From 55e700b924f9e0ba24e3a071d1097d050b05abe6 Mon Sep 17 00:00:00 2001
From: Miklos Szeredi <miklos@szeredi.hu>
Date: Thu, 7 Jul 2005 17:57:30 -0700
Subject: [PATCH] namespace: rename mnt_fslink to mnt_expire

This patch renames vfsmount->mnt_fslink to something a little more
descriptive: vfsmount->mnt_expire.

Signed-off-by: Mike Waychison <michael.waychison@sun.com>
Signed-off-by: Miklos Szeredi <miklos@szeredi.hu>
Acked-by: Christoph Hellwig <hch@lst.de>
Signed-off-by: Andrew Morton <akpm@osdl.org>
Signed-off-by: Linus Torvalds <torvalds@osdl.org>
---
 fs/namespace.c        | 24 ++++++++++++------------
 include/linux/mount.h |  2 +-
 2 files changed, 13 insertions(+), 13 deletions(-)

(limited to 'include/linux')

diff --git a/fs/namespace.c b/fs/namespace.c
index b168dc37eaab..587eb0d707ee 100644
--- a/fs/namespace.c
+++ b/fs/namespace.c
@@ -61,7 +61,7 @@ struct vfsmount *alloc_vfsmnt(const char *name)
 		INIT_LIST_HEAD(&mnt->mnt_child);
 		INIT_LIST_HEAD(&mnt->mnt_mounts);
 		INIT_LIST_HEAD(&mnt->mnt_list);
-		INIT_LIST_HEAD(&mnt->mnt_fslink);
+		INIT_LIST_HEAD(&mnt->mnt_expire);
 		if (name) {
 			int size = strlen(name)+1;
 			char *newname = kmalloc(size, GFP_KERNEL);
@@ -165,8 +165,8 @@ clone_mnt(struct vfsmount *old, struct dentry *root)
 		/* stick the duplicate mount on the same expiry list
 		 * as the original if that was on one */
 		spin_lock(&vfsmount_lock);
-		if (!list_empty(&old->mnt_fslink))
-			list_add(&mnt->mnt_fslink, &old->mnt_fslink);
+		if (!list_empty(&old->mnt_expire))
+			list_add(&mnt->mnt_expire, &old->mnt_expire);
 		spin_unlock(&vfsmount_lock);
 	}
 	return mnt;
@@ -351,7 +351,7 @@ static void umount_tree(struct vfsmount *mnt)
 	while (!list_empty(&kill)) {
 		mnt = list_entry(kill.next, struct vfsmount, mnt_list);
 		list_del_init(&mnt->mnt_list);
-		list_del_init(&mnt->mnt_fslink);
+		list_del_init(&mnt->mnt_expire);
 		if (mnt->mnt_parent == mnt) {
 			spin_unlock(&vfsmount_lock);
 		} else {
@@ -645,7 +645,7 @@ static int do_loopback(struct nameidata *nd, char *old_name, int recurse)

*Saved entries*
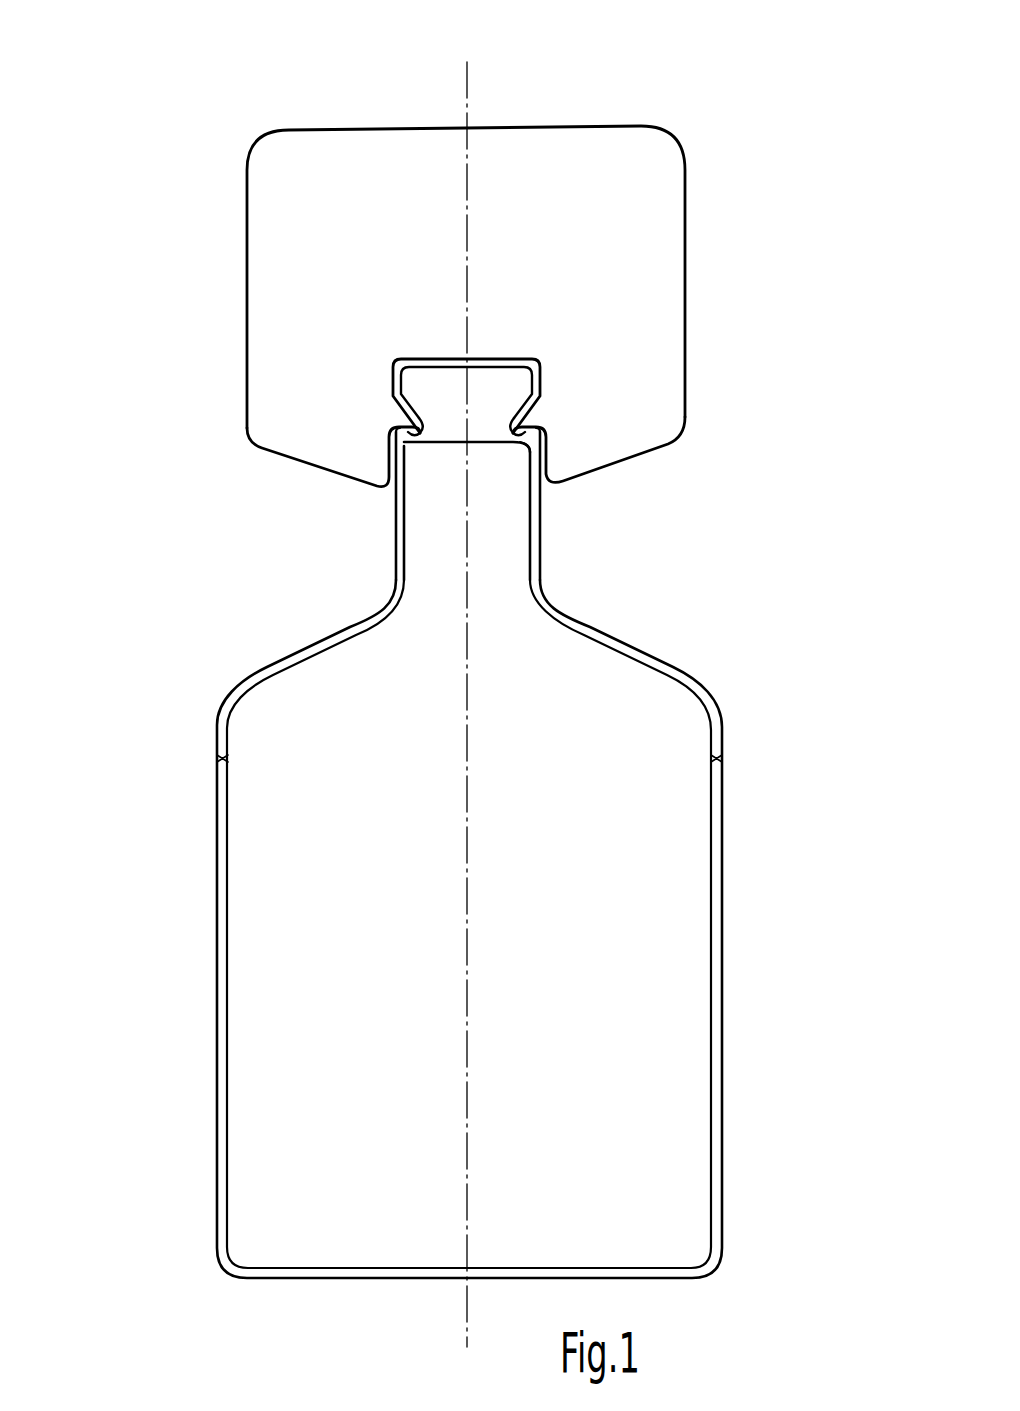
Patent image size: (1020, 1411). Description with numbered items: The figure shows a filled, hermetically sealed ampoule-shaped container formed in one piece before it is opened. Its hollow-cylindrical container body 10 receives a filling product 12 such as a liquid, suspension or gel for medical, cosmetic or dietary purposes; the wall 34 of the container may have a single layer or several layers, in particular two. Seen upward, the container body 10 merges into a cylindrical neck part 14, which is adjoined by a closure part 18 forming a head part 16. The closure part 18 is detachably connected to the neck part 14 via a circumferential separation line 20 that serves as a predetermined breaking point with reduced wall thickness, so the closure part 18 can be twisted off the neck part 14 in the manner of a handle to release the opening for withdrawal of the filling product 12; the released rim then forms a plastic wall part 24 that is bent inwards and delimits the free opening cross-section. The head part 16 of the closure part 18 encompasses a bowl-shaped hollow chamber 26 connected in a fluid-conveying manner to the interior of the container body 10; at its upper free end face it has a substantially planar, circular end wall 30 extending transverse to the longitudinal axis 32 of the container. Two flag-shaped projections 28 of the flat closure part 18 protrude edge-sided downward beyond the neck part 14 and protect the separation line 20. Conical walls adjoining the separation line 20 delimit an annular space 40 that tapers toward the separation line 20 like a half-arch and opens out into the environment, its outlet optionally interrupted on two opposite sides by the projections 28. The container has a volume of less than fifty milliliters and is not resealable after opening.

The container body 10 is at (393, 853).
The filling product 12 is at (265, 1020).
The neck part 14 is at (538, 548).
The head part 16 is at (441, 334).
The closure part 18 is at (278, 253).
The separation line 20 is at (447, 440).
The plastic wall part 24 is at (507, 442).
The hollow chamber 26 is at (497, 393).
The flag-shaped projections 28 is at (370, 452).
The end wall 30 is at (453, 360).
The longitudinal axis 32 is at (470, 108).
The wall 34 is at (217, 795).
The annular space 40 is at (533, 413).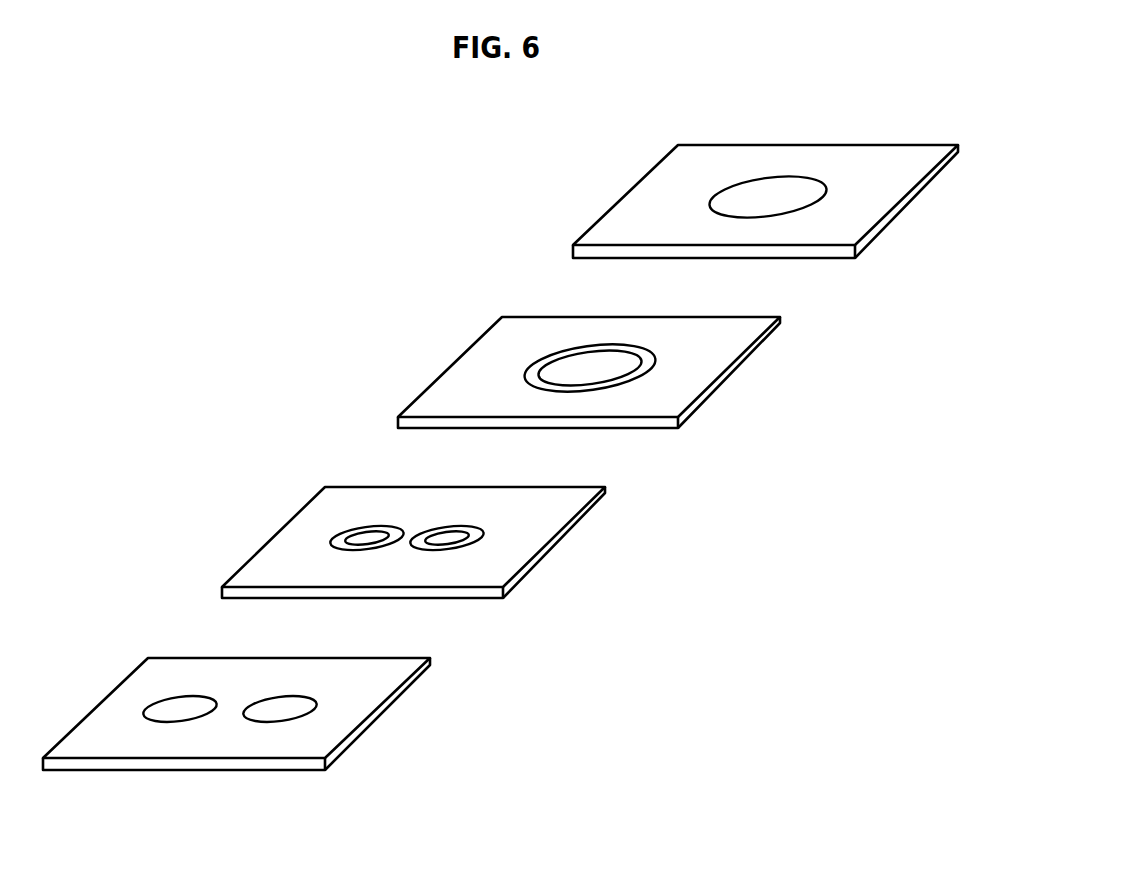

*Task directions*
Repeat word for word the portion of the kernel patch starting with "Signed-off-by: Mike Waychison" and going on through "insertions(+), 13 deletions(-)". The records aren't needed for the work here.

*Exercise output*
Signed-off-by: Mike Waychison <michael.waychison@sun.com>
Signed-off-by: Miklos Szeredi <miklos@szeredi.hu>
Acked-by: Christoph Hellwig <hch@lst.de>
Signed-off-by: Andrew Morton <akpm@osdl.org>
Signed-off-by: Linus Torvalds <torvalds@osdl.org>
---
 fs/namespace.c        | 24 ++++++++++++------------
 include/linux/mount.h |  2 +-
 2 files changed, 13 insertions(+), 13 deletions(-)